● **TASK INSTRUCTIONS**: Give only the number of lines in the records that include the string "label".

● **EXTRACTED INFORMATION**:
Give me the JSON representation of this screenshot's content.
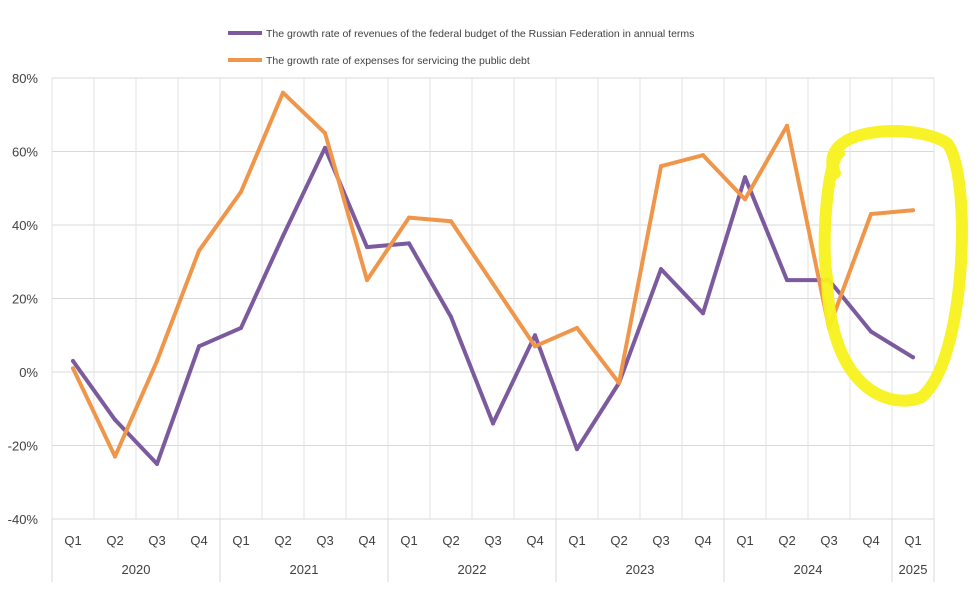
{
  "chart_data": {
    "type": "line",
    "categories": [
      "Q1",
      "Q2",
      "Q3",
      "Q4",
      "Q1",
      "Q2",
      "Q3",
      "Q4",
      "Q1",
      "Q2",
      "Q3",
      "Q4",
      "Q1",
      "Q2",
      "Q3",
      "Q4",
      "Q1",
      "Q2",
      "Q3",
      "Q4",
      "Q1"
    ],
    "years": [
      {
        "label": "2020",
        "start": 0,
        "end": 3
      },
      {
        "label": "2021",
        "start": 4,
        "end": 7
      },
      {
        "label": "2022",
        "start": 8,
        "end": 11
      },
      {
        "label": "2023",
        "start": 12,
        "end": 15
      },
      {
        "label": "2024",
        "start": 16,
        "end": 19
      },
      {
        "label": "2025",
        "start": 20,
        "end": 20
      }
    ],
    "series": [
      {
        "name": "The growth rate of revenues of the federal budget of the Russian Federation in annual terms",
        "color": "#7b5a9e",
        "values": [
          3,
          -13,
          -25,
          7,
          12,
          37,
          61,
          34,
          35,
          15,
          -14,
          10,
          -21,
          -3,
          28,
          16,
          53,
          25,
          25,
          11,
          4
        ]
      },
      {
        "name": "The growth rate of expenses for servicing the public debt",
        "color": "#f0964a",
        "values": [
          1,
          -23,
          3,
          33,
          49,
          76,
          65,
          25,
          42,
          41,
          24,
          7,
          12,
          -3,
          56,
          59,
          47,
          67,
          12,
          43,
          44
        ]
      }
    ],
    "y_ticks": [
      "-40%",
      "-20%",
      "0%",
      "20%",
      "40%",
      "60%",
      "80%"
    ],
    "ylim": [
      -40,
      80
    ],
    "grid": true,
    "legend_position": "top",
    "highlight_color": "#f7f21c"
  }
}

● **CORRECT RESULT**: 6